■ SOURCE DATA
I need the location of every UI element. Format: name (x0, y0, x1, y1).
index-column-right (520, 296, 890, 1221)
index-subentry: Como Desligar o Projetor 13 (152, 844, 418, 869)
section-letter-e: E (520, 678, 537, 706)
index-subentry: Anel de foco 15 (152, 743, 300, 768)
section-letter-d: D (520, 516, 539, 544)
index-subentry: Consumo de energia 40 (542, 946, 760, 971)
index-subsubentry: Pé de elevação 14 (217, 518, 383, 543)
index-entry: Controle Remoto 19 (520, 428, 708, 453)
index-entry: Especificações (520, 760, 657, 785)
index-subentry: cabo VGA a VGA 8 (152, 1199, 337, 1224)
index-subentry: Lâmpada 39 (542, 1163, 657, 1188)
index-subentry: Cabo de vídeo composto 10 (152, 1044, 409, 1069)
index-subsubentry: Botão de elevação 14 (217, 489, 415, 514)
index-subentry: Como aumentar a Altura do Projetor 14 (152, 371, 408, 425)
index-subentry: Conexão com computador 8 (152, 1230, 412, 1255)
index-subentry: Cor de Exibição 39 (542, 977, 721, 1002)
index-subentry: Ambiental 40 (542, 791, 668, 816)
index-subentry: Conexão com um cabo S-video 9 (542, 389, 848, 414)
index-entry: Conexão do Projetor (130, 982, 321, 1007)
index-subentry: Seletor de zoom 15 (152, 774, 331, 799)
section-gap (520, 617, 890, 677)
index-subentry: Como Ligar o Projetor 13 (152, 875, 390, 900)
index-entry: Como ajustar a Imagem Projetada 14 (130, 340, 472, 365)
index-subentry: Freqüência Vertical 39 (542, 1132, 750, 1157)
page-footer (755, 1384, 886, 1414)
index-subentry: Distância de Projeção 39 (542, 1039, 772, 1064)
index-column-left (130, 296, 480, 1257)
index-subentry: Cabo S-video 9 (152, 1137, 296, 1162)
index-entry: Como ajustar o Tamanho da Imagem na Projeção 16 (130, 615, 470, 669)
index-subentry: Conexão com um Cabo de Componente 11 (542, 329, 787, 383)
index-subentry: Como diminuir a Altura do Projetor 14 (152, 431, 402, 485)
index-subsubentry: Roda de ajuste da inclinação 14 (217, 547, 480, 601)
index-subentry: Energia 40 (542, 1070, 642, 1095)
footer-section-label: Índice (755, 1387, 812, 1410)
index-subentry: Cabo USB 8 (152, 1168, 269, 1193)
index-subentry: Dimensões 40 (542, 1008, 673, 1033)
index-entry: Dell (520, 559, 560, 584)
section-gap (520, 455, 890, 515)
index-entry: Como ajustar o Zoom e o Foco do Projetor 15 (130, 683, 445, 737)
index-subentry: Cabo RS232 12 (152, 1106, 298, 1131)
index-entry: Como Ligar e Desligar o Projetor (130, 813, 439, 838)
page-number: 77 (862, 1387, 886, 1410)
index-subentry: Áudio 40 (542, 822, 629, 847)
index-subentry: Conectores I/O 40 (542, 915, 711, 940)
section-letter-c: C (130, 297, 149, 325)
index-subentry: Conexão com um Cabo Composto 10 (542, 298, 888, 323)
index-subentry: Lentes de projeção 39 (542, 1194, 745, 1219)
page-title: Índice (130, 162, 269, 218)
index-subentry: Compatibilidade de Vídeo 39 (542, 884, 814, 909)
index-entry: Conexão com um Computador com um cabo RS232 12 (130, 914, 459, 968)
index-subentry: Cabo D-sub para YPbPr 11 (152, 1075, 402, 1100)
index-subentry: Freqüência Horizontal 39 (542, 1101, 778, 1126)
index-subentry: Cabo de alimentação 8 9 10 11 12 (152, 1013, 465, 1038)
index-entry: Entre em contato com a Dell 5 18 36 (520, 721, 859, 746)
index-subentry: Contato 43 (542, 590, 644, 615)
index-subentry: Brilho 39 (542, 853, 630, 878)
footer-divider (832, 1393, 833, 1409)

■ TASK OBJECTIVE
Please collect every line above that contains the string "footer" and copy each one out in full.

■ RESPONSE
page-footer (755, 1384, 886, 1414)
footer-section-label: Índice (755, 1387, 812, 1410)
footer-divider (832, 1393, 833, 1409)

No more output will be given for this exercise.